PROMPT:
In the records, swap "blocked-cell" for "black-square" from the line that has "- letter-cell[interactable]: [60, 120, 81, 141]" through the line that has "- letter-cell[interactable]: [180, 500, 201, 521]". Give back only those lines, with nothing else changed.

○ ○ ○

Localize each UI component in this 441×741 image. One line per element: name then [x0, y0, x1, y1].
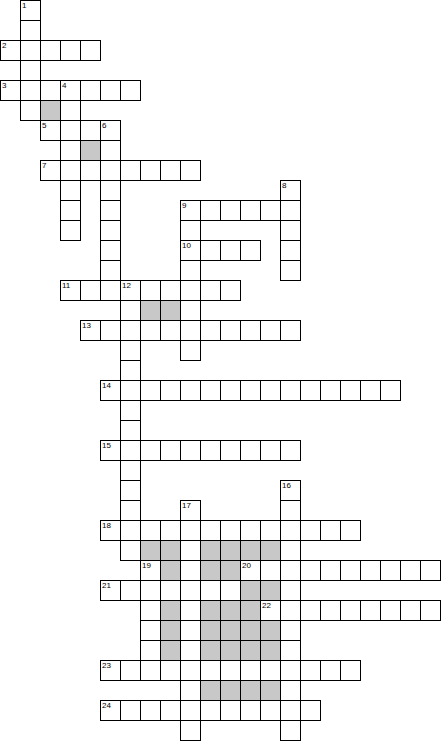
- letter-cell[interactable]: [60, 120, 81, 141]
- blocked-cell: [200, 560, 221, 581]
- letter-cell[interactable]: [240, 380, 261, 401]
- letter-cell[interactable]: [120, 520, 141, 541]
- letter-cell[interactable]: [280, 380, 301, 401]
- blocked-cell: [220, 540, 241, 561]
- letter-cell[interactable]: [280, 540, 301, 561]
- letter-cell[interactable]: [300, 700, 321, 721]
- letter-cell[interactable]: [280, 180, 301, 201]
- blocked-cell: [200, 540, 221, 561]
- blocked-cell: [200, 600, 221, 621]
- letter-cell[interactable]: [200, 280, 221, 301]
- letter-cell[interactable]: [220, 200, 241, 221]
- letter-cell[interactable]: [120, 80, 141, 101]
- letter-cell[interactable]: [180, 320, 201, 341]
- letter-cell[interactable]: [160, 320, 181, 341]
- letter-cell[interactable]: [280, 440, 301, 461]
- letter-cell[interactable]: [180, 620, 201, 641]
- letter-cell[interactable]: [20, 60, 41, 81]
- letter-cell[interactable]: [240, 700, 261, 721]
- blocked-cell: [260, 540, 281, 561]
- letter-cell[interactable]: [80, 280, 101, 301]
- letter-cell[interactable]: [260, 320, 281, 341]
- blocked-cell: [260, 680, 281, 701]
- letter-cell[interactable]: [220, 660, 241, 681]
- letter-cell[interactable]: [280, 720, 301, 741]
- letter-cell[interactable]: [280, 220, 301, 241]
- letter-cell[interactable]: [280, 600, 301, 621]
- letter-cell[interactable]: [280, 320, 301, 341]
- blocked-cell: [160, 540, 181, 561]
- letter-cell[interactable]: [280, 480, 301, 501]
- letter-cell[interactable]: [220, 240, 241, 261]
- letter-cell[interactable]: [180, 660, 201, 681]
- letter-cell[interactable]: [340, 560, 361, 581]
- letter-cell[interactable]: [180, 300, 201, 321]
- letter-cell[interactable]: [80, 320, 101, 341]
- blocked-cell: [160, 620, 181, 641]
- letter-cell[interactable]: [40, 160, 61, 181]
- letter-cell[interactable]: [280, 500, 301, 521]
- letter-cell[interactable]: [280, 700, 301, 721]
- letter-cell[interactable]: [320, 660, 341, 681]
- letter-cell[interactable]: [100, 660, 121, 681]
- letter-cell[interactable]: [200, 520, 221, 541]
- letter-cell[interactable]: [20, 40, 41, 61]
- letter-cell[interactable]: [320, 380, 341, 401]
- letter-cell[interactable]: [120, 500, 141, 521]
- letter-cell[interactable]: [60, 280, 81, 301]
- letter-cell[interactable]: [180, 500, 201, 521]
- letter-cell[interactable]: [180, 220, 201, 241]
- letter-cell[interactable]: [280, 240, 301, 261]
- letter-cell[interactable]: [120, 660, 141, 681]
- letter-cell[interactable]: [140, 580, 161, 601]
- blocked-cell: [200, 640, 221, 661]
- letter-cell[interactable]: [100, 120, 121, 141]
- letter-cell[interactable]: [80, 40, 101, 61]
- letter-cell[interactable]: [40, 40, 61, 61]
- letter-cell[interactable]: [180, 200, 201, 221]
- letter-cell[interactable]: [220, 580, 241, 601]
- letter-cell[interactable]: [240, 240, 261, 261]
- letter-cell[interactable]: [200, 240, 221, 261]
- letter-cell[interactable]: [180, 160, 201, 181]
- letter-cell[interactable]: [140, 380, 161, 401]
- letter-cell[interactable]: [180, 240, 201, 261]
- letter-cell[interactable]: [80, 160, 101, 181]
- blocked-cell: [260, 580, 281, 601]
- letter-cell[interactable]: [140, 660, 161, 681]
- blocked-cell: [240, 540, 261, 561]
- letter-cell[interactable]: [20, 0, 41, 21]
- letter-cell[interactable]: [260, 700, 281, 721]
- blocked-cell: [160, 300, 181, 321]
- letter-cell[interactable]: [100, 440, 121, 461]
- letter-cell[interactable]: [280, 620, 301, 641]
- blocked-cell: [220, 600, 241, 621]
- letter-cell[interactable]: [360, 380, 381, 401]
- letter-cell[interactable]: [180, 260, 201, 281]
- letter-cell[interactable]: [160, 520, 181, 541]
- letter-cell[interactable]: [100, 260, 121, 281]
- letter-cell[interactable]: [100, 140, 121, 161]
- letter-cell[interactable]: [100, 200, 121, 221]
- letter-cell[interactable]: [280, 560, 301, 581]
- letter-cell[interactable]: [280, 640, 301, 661]
- blocked-cell: [140, 300, 161, 321]
- letter-cell[interactable]: [300, 560, 321, 581]
- letter-cell[interactable]: [100, 280, 121, 301]
- letter-cell[interactable]: [120, 440, 141, 461]
- letter-cell[interactable]: [120, 380, 141, 401]
- blocked-cell: [240, 580, 261, 601]
- blocked-cell: [260, 620, 281, 641]
- letter-cell[interactable]: [60, 100, 81, 121]
- letter-cell[interactable]: [160, 580, 181, 601]
- letter-cell[interactable]: [120, 480, 141, 501]
- letter-cell[interactable]: [280, 260, 301, 281]
- letter-cell[interactable]: [180, 540, 201, 561]
- letter-cell[interactable]: [260, 520, 281, 541]
- letter-cell[interactable]: [160, 700, 181, 721]
- letter-cell[interactable]: [0, 40, 21, 61]
- letter-cell[interactable]: [140, 620, 161, 641]
- letter-cell[interactable]: [320, 600, 341, 621]
- letter-cell[interactable]: [260, 660, 281, 681]
- letter-cell[interactable]: [420, 560, 441, 581]
- letter-cell[interactable]: [100, 80, 121, 101]
- letter-cell[interactable]: [60, 40, 81, 61]
- letter-cell[interactable]: [160, 160, 181, 181]
- letter-cell[interactable]: [100, 580, 121, 601]
- letter-cell[interactable]: [240, 200, 261, 221]
- letter-cell[interactable]: [340, 660, 361, 681]
- letter-cell[interactable]: [140, 520, 161, 541]
- letter-cell[interactable]: [260, 440, 281, 461]
- letter-cell[interactable]: [140, 700, 161, 721]
- letter-cell[interactable]: [400, 600, 421, 621]
- letter-cell[interactable]: [400, 560, 421, 581]
- letter-cell[interactable]: [60, 160, 81, 181]
- blocked-cell: [160, 640, 181, 661]
- letter-cell[interactable]: [200, 320, 221, 341]
- letter-cell[interactable]: [140, 160, 161, 181]
- letter-cell[interactable]: [100, 320, 121, 341]
- letter-cell[interactable]: [200, 380, 221, 401]
- letter-cell[interactable]: [140, 320, 161, 341]
- letter-cell[interactable]: [60, 80, 81, 101]
- letter-cell[interactable]: [120, 340, 141, 361]
- letter-cell[interactable]: [100, 700, 121, 721]
- letter-cell[interactable]: [140, 640, 161, 661]
- blocked-cell: [240, 640, 261, 661]
- letter-cell[interactable]: [0, 80, 21, 101]
- letter-cell[interactable]: [120, 300, 141, 321]
- letter-cell[interactable]: [420, 600, 441, 621]
- letter-cell[interactable]: [340, 380, 361, 401]
- letter-cell[interactable]: [280, 200, 301, 221]
- blocked-cell: [220, 640, 241, 661]
- letter-cell[interactable]: [240, 560, 261, 581]
- letter-cell[interactable]: [380, 600, 401, 621]
- letter-cell[interactable]: [220, 280, 241, 301]
- letter-cell[interactable]: [360, 560, 381, 581]
- letter-cell[interactable]: [120, 540, 141, 561]
- letter-cell[interactable]: [200, 580, 221, 601]
- letter-cell[interactable]: [200, 660, 221, 681]
- letter-cell[interactable]: [300, 660, 321, 681]
- letter-cell[interactable]: [380, 560, 401, 581]
- blocked-cell: [80, 140, 101, 161]
- blocked-cell: [200, 680, 221, 701]
- letter-cell[interactable]: [300, 520, 321, 541]
- letter-cell[interactable]: [20, 100, 41, 121]
- letter-cell[interactable]: [80, 120, 101, 141]
- letter-cell[interactable]: [100, 240, 121, 261]
- blocked-cell: [220, 680, 241, 701]
- letter-cell[interactable]: [220, 320, 241, 341]
- letter-cell[interactable]: [60, 200, 81, 221]
- letter-cell[interactable]: [240, 320, 261, 341]
- letter-cell[interactable]: [120, 360, 141, 381]
- blocked-cell: [240, 620, 261, 641]
- blocked-cell: [220, 620, 241, 641]
- letter-cell[interactable]: [300, 600, 321, 621]
- letter-cell[interactable]: [180, 560, 201, 581]
- letter-cell[interactable]: [180, 720, 201, 741]
- letter-cell[interactable]: [120, 160, 141, 181]
- letter-cell[interactable]: [180, 280, 201, 301]
- letter-cell[interactable]: [120, 580, 141, 601]
- letter-cell[interactable]: [60, 180, 81, 201]
- letter-cell[interactable]: [220, 440, 241, 461]
- letter-cell[interactable]: [100, 520, 121, 541]
- letter-cell[interactable]: [220, 700, 241, 721]
- letter-cell[interactable]: [180, 680, 201, 701]
- letter-cell[interactable]: [180, 440, 201, 461]
- blocked-cell: [240, 600, 261, 621]
- letter-cell[interactable]: [180, 640, 201, 661]
- blocked-cell: [200, 620, 221, 641]
- letter-cell[interactable]: [220, 520, 241, 541]
- letter-cell[interactable]: [280, 680, 301, 701]
- letter-cell[interactable]: [20, 80, 41, 101]
- letter-cell[interactable]: [120, 420, 141, 441]
- letter-cell[interactable]: [120, 700, 141, 721]
- letter-cell[interactable]: [320, 520, 341, 541]
- letter-cell[interactable]: [120, 460, 141, 481]
- blocked-cell: [220, 560, 241, 581]
- letter-cell[interactable]: [140, 600, 161, 621]
- letter-cell[interactable]: [320, 560, 341, 581]
- letter-cell[interactable]: [220, 380, 241, 401]
- letter-cell[interactable]: [120, 280, 141, 301]
- letter-cell[interactable]: [240, 520, 261, 541]
- letter-cell[interactable]: [60, 220, 81, 241]
- letter-cell[interactable]: [160, 280, 181, 301]
- letter-cell[interactable]: [260, 380, 281, 401]
- letter-cell[interactable]: [140, 560, 161, 581]
- letter-cell[interactable]: [80, 80, 101, 101]
- letter-cell[interactable]: [280, 660, 301, 681]
- letter-cell[interactable]: [200, 200, 221, 221]
- crossword-grid: 123456789101112131415161718192021222324: [0, 0, 441, 741]
- letter-cell[interactable]: [60, 140, 81, 161]
- letter-cell[interactable]: [120, 400, 141, 421]
- letter-cell[interactable]: [260, 560, 281, 581]
- letter-cell[interactable]: [280, 580, 301, 601]
- letter-cell[interactable]: [140, 440, 161, 461]
- letter-cell[interactable]: [260, 200, 281, 221]
- letter-cell[interactable]: [100, 380, 121, 401]
- letter-cell[interactable]: [180, 520, 201, 541]
- blocked-cell: [40, 100, 61, 121]
- letter-cell[interactable]: [280, 520, 301, 541]
- letter-cell[interactable]: [160, 380, 181, 401]
- letter-cell[interactable]: [100, 180, 121, 201]
- letter-cell[interactable]: [180, 380, 201, 401]
- letter-cell[interactable]: [260, 600, 281, 621]
- letter-cell[interactable]: [180, 580, 201, 601]
- letter-cell[interactable]: [300, 380, 321, 401]
- letter-cell[interactable]: [100, 160, 121, 181]
- letter-cell[interactable]: [40, 80, 61, 101]
- letter-cell[interactable]: [20, 20, 41, 41]
- letter-cell[interactable]: [180, 700, 201, 721]
- blocked-cell: [140, 540, 161, 561]
- letter-cell[interactable]: [180, 600, 201, 621]
- blocked-cell: [160, 560, 181, 581]
- letter-cell[interactable]: [360, 600, 381, 621]
- letter-cell[interactable]: [200, 700, 221, 721]
- letter-cell[interactable]: [100, 220, 121, 241]
- letter-cell[interactable]: [380, 380, 401, 401]
- letter-cell[interactable]: [340, 520, 361, 541]
- letter-cell[interactable]: [140, 280, 161, 301]
- letter-cell[interactable]: [340, 600, 361, 621]
- letter-cell[interactable]: [240, 660, 261, 681]
- blocked-cell: [160, 600, 181, 621]
- letter-cell[interactable]: [180, 340, 201, 361]
- blocked-cell: [260, 640, 281, 661]
- letter-cell[interactable]: [120, 320, 141, 341]
- letter-cell[interactable]: [200, 440, 221, 461]
- letter-cell[interactable]: [160, 440, 181, 461]
- letter-cell[interactable]: [40, 120, 61, 141]
- letter-cell[interactable]: [160, 660, 181, 681]
- blocked-cell: [240, 680, 261, 701]
- letter-cell[interactable]: [240, 440, 261, 461]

○ ○ ○

TASK RESULT:
- letter-cell[interactable]: [60, 120, 81, 141]
- black-square: [200, 560, 221, 581]
- letter-cell[interactable]: [240, 380, 261, 401]
- letter-cell[interactable]: [120, 520, 141, 541]
- letter-cell[interactable]: [280, 380, 301, 401]
- black-square: [220, 540, 241, 561]
- letter-cell[interactable]: [280, 540, 301, 561]
- letter-cell[interactable]: [300, 700, 321, 721]
- letter-cell[interactable]: [280, 180, 301, 201]
- black-square: [200, 540, 221, 561]
- black-square: [200, 600, 221, 621]
- letter-cell[interactable]: [200, 280, 221, 301]
- letter-cell[interactable]: [220, 200, 241, 221]
- letter-cell[interactable]: [120, 80, 141, 101]
- letter-cell[interactable]: [180, 320, 201, 341]
- letter-cell[interactable]: [160, 320, 181, 341]
- letter-cell[interactable]: [280, 440, 301, 461]
- letter-cell[interactable]: [180, 620, 201, 641]
- letter-cell[interactable]: [20, 60, 41, 81]
- letter-cell[interactable]: [240, 700, 261, 721]
- black-square: [260, 540, 281, 561]
- letter-cell[interactable]: [80, 280, 101, 301]
- letter-cell[interactable]: [260, 320, 281, 341]
- black-square: [260, 680, 281, 701]
- letter-cell[interactable]: [220, 660, 241, 681]
- letter-cell[interactable]: [280, 720, 301, 741]
- letter-cell[interactable]: [280, 220, 301, 241]
- letter-cell[interactable]: [280, 600, 301, 621]
- letter-cell[interactable]: [280, 320, 301, 341]
- black-square: [160, 540, 181, 561]
- letter-cell[interactable]: [280, 480, 301, 501]
- letter-cell[interactable]: [220, 240, 241, 261]
- letter-cell[interactable]: [180, 660, 201, 681]
- letter-cell[interactable]: [340, 560, 361, 581]
- letter-cell[interactable]: [180, 300, 201, 321]
- letter-cell[interactable]: [80, 320, 101, 341]
- black-square: [160, 620, 181, 641]
- letter-cell[interactable]: [40, 160, 61, 181]
- letter-cell[interactable]: [280, 500, 301, 521]
- letter-cell[interactable]: [280, 700, 301, 721]
- letter-cell[interactable]: [320, 660, 341, 681]
- letter-cell[interactable]: [100, 660, 121, 681]
- letter-cell[interactable]: [200, 520, 221, 541]
- letter-cell[interactable]: [20, 40, 41, 61]
- letter-cell[interactable]: [320, 380, 341, 401]
- letter-cell[interactable]: [120, 500, 141, 521]
- letter-cell[interactable]: [60, 280, 81, 301]
- letter-cell[interactable]: [180, 500, 201, 521]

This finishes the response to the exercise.